-- Begin Data shown --

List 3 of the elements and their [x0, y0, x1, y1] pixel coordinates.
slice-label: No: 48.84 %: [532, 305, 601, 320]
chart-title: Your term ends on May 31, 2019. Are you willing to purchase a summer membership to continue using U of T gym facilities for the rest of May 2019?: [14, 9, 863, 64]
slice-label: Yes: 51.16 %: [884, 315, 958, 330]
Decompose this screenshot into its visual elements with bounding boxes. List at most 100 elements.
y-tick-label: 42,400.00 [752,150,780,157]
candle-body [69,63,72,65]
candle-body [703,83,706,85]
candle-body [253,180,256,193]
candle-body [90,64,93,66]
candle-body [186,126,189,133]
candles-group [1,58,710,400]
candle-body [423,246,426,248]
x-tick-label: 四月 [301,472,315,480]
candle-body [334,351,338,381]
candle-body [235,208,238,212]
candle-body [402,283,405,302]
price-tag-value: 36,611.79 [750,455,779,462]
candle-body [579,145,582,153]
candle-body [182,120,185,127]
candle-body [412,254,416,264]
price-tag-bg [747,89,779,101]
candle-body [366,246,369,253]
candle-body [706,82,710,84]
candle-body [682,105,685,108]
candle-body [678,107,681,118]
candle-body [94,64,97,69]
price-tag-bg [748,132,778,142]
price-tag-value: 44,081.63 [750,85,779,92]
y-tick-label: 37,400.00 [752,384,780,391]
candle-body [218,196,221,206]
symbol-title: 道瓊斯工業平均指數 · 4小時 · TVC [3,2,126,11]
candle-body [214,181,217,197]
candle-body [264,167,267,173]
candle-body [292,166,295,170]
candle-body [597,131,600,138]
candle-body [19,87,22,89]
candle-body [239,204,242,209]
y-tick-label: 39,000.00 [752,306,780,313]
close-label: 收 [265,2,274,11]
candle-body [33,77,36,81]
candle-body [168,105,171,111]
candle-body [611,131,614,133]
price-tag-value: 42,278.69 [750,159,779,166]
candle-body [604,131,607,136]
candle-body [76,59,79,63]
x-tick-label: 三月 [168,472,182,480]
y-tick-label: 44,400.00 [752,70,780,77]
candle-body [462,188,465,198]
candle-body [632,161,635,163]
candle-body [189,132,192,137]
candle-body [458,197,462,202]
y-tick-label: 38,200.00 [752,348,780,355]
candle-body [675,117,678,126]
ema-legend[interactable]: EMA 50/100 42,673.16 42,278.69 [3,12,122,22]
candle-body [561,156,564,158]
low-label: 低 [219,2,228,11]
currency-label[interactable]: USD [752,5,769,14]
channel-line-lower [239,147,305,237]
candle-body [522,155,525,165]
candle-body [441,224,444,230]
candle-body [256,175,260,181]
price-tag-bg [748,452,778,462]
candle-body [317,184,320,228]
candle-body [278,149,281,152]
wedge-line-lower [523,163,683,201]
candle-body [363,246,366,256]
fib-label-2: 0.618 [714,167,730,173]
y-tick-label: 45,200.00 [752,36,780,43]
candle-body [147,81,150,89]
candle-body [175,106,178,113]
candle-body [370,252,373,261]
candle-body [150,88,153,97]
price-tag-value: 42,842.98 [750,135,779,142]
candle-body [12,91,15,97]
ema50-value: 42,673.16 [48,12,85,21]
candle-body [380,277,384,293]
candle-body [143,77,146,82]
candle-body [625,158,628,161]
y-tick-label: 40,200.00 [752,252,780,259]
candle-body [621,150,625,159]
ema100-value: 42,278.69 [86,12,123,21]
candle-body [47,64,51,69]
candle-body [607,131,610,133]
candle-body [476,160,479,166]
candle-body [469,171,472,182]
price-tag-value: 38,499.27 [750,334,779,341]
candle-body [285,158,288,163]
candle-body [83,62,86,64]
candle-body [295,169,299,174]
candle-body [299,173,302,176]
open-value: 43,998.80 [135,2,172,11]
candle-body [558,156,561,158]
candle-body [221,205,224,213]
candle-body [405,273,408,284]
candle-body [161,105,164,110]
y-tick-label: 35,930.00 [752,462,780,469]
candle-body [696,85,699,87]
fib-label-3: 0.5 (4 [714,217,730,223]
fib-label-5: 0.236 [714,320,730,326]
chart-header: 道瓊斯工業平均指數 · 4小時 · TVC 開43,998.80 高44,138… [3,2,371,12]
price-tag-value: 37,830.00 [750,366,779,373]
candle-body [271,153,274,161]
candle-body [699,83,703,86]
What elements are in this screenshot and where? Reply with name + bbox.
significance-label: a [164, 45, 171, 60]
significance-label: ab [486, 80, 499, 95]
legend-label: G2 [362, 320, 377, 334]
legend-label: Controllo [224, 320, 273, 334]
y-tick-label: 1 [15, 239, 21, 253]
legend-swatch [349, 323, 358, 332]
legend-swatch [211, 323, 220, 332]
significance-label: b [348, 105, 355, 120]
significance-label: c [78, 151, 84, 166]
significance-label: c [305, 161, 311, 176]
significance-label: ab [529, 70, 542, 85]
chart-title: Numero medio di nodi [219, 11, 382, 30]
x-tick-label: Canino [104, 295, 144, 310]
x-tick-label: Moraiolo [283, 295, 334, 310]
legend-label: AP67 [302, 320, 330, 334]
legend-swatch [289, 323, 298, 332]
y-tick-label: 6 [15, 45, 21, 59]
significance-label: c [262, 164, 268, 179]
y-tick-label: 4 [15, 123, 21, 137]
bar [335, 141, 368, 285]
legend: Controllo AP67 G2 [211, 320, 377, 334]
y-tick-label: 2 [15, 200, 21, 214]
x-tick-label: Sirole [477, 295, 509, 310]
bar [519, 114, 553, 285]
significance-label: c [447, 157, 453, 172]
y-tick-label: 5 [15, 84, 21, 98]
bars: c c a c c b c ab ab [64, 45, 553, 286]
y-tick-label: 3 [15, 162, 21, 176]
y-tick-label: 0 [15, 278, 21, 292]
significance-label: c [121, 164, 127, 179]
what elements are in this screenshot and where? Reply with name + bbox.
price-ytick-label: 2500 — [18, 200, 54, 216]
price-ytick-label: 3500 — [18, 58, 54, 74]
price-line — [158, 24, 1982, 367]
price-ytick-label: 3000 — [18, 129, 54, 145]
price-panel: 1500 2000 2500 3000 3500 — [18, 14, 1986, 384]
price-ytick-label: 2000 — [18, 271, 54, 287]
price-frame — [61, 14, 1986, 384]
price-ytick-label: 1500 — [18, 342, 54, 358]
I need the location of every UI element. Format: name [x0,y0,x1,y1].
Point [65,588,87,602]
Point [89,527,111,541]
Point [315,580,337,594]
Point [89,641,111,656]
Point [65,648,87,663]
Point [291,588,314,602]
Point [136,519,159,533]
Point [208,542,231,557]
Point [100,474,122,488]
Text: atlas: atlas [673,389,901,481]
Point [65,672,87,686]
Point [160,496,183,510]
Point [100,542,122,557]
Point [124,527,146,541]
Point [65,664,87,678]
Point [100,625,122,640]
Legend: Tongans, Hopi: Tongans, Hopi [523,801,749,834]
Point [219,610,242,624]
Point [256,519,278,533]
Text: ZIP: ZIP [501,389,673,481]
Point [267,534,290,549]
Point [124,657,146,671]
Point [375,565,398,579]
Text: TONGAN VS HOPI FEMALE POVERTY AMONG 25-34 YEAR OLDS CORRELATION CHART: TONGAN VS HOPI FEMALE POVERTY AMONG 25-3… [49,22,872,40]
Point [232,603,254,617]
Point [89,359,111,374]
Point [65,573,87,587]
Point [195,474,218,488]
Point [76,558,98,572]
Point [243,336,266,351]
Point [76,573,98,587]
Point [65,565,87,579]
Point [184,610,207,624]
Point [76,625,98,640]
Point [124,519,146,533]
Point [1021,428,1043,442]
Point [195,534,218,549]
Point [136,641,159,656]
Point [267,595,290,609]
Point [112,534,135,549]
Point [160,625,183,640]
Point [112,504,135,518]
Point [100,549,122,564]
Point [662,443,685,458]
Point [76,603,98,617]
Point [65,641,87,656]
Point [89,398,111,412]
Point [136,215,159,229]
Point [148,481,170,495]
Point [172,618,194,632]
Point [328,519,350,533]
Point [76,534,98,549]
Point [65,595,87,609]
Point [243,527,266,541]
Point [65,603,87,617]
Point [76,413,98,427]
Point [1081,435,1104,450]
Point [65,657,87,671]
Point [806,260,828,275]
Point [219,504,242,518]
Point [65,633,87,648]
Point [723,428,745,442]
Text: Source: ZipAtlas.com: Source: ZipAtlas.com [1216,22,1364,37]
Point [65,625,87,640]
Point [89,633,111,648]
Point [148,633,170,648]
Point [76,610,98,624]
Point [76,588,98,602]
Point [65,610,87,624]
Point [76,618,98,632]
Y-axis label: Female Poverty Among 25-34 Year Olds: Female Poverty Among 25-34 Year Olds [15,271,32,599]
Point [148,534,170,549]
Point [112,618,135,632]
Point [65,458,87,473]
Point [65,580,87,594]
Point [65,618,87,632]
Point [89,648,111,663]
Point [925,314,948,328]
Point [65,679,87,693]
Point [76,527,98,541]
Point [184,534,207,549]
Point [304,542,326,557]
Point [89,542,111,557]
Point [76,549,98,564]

-- End Data shown --

= Set problem =
Copy out the items word for word, starting from the first one and ending with the line that contains "candle-body [218,196,221,206]". Include that final line.

= Response =
List 3 of the elements and their [x0, y0, x1, y1] pixel coordinates.
slice-label: No: 48.84 %: [532, 305, 601, 320]
chart-title: Your term ends on May 31, 2019. Are you willing to purchase a summer membership to continue using U of T gym facilities for the rest of May 2019?: [14, 9, 863, 64]
slice-label: Yes: 51.16 %: [884, 315, 958, 330]
Decompose this screenshot into its visual elements with bounding boxes. List at most 100 elements.
y-tick-label: 42,400.00 [752,150,780,157]
candle-body [69,63,72,65]
candle-body [703,83,706,85]
candle-body [253,180,256,193]
candle-body [90,64,93,66]
candle-body [186,126,189,133]
candles-group [1,58,710,400]
candle-body [423,246,426,248]
x-tick-label: 四月 [301,472,315,480]
candle-body [334,351,338,381]
candle-body [235,208,238,212]
candle-body [402,283,405,302]
price-tag-value: 36,611.79 [750,455,779,462]
candle-body [579,145,582,153]
candle-body [182,120,185,127]
candle-body [412,254,416,264]
price-tag-bg [747,89,779,101]
candle-body [366,246,369,253]
candle-body [706,82,710,84]
candle-body [682,105,685,108]
candle-body [678,107,681,118]
candle-body [94,64,97,69]
price-tag-bg [748,132,778,142]
price-tag-value: 44,081.63 [750,85,779,92]
y-tick-label: 37,400.00 [752,384,780,391]
candle-body [218,196,221,206]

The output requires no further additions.